* **DIRECTIVE**
Work out the number of lines containing "with". Give that number alone.

* **SOURCE RECORDS**
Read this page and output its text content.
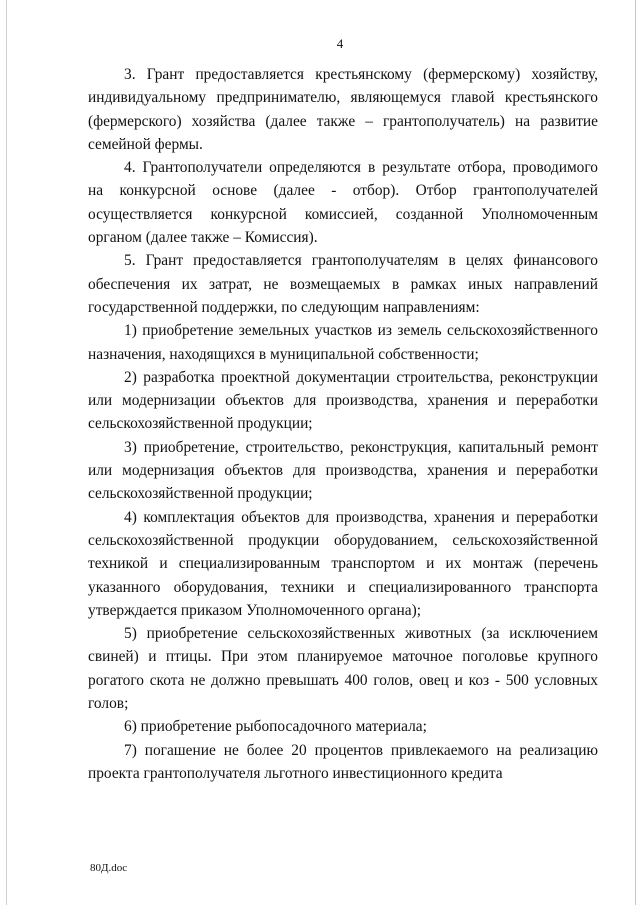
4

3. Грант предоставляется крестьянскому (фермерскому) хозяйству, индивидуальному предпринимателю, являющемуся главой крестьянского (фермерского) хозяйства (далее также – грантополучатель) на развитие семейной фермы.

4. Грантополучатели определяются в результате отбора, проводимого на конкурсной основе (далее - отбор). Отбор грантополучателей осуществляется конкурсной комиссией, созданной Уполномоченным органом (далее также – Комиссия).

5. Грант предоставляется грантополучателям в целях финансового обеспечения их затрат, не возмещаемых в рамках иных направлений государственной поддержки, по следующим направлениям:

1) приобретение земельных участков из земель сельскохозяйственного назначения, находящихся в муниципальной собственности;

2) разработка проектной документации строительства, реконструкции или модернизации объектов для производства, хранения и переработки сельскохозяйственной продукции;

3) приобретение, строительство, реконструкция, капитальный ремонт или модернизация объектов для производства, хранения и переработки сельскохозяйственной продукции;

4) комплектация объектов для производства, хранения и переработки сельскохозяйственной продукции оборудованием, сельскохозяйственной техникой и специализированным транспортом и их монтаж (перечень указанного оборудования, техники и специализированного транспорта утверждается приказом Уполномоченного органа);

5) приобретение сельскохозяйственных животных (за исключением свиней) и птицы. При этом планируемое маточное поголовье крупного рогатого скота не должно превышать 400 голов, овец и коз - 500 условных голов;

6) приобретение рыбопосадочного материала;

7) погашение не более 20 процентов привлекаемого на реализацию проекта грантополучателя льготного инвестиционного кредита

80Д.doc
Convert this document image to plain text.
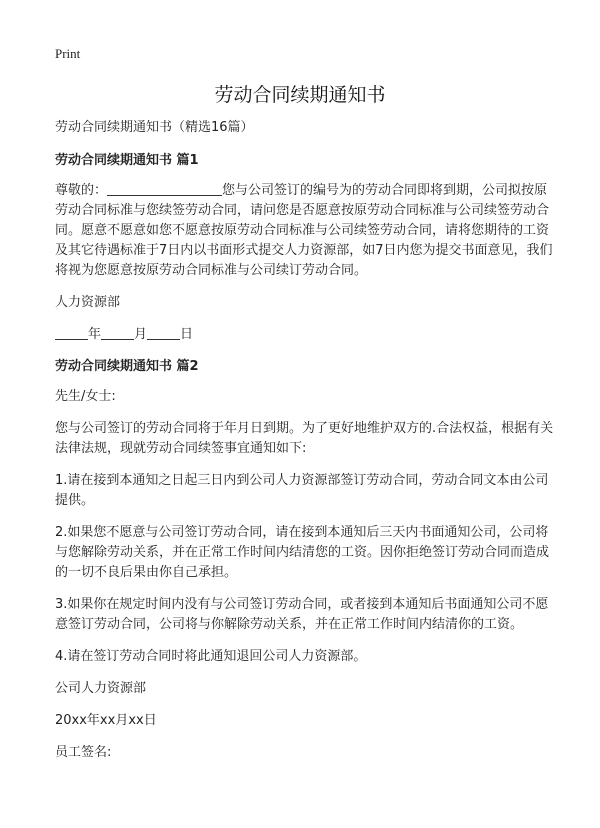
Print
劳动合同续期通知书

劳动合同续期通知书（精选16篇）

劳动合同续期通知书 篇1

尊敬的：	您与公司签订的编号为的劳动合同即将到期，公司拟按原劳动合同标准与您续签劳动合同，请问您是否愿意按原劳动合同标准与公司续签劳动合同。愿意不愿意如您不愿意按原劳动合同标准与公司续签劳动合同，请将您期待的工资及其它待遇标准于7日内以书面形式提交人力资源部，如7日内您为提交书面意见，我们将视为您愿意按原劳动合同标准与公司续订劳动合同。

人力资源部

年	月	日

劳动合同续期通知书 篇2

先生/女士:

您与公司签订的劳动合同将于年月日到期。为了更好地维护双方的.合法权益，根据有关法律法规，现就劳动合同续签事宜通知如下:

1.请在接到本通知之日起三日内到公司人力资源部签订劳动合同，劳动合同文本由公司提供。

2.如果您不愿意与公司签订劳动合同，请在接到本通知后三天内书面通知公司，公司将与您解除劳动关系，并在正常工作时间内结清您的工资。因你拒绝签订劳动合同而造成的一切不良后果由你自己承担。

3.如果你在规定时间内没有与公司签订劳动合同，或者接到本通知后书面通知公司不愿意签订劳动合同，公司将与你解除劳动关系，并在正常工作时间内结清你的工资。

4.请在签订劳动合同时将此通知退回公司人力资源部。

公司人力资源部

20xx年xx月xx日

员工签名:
---
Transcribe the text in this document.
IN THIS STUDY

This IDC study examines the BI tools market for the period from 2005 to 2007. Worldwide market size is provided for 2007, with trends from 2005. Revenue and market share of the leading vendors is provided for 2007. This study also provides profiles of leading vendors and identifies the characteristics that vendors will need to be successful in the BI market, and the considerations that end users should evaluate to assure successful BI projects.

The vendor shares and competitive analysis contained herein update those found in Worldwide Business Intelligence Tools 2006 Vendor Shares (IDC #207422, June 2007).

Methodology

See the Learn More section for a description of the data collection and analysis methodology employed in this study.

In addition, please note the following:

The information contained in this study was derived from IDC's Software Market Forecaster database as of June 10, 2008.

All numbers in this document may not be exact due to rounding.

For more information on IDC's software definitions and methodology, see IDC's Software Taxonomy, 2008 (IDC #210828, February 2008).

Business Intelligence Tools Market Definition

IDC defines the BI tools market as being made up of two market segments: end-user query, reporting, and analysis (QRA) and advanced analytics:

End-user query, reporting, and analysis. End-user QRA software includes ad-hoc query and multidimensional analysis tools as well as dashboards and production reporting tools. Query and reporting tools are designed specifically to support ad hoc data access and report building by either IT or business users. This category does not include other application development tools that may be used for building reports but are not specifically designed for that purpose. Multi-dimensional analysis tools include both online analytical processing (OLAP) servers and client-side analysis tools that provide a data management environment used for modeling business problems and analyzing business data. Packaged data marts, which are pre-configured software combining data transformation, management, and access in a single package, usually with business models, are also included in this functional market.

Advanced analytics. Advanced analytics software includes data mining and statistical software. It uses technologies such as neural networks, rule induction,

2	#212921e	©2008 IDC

* **SOLUTION FOR THIS TASK**
2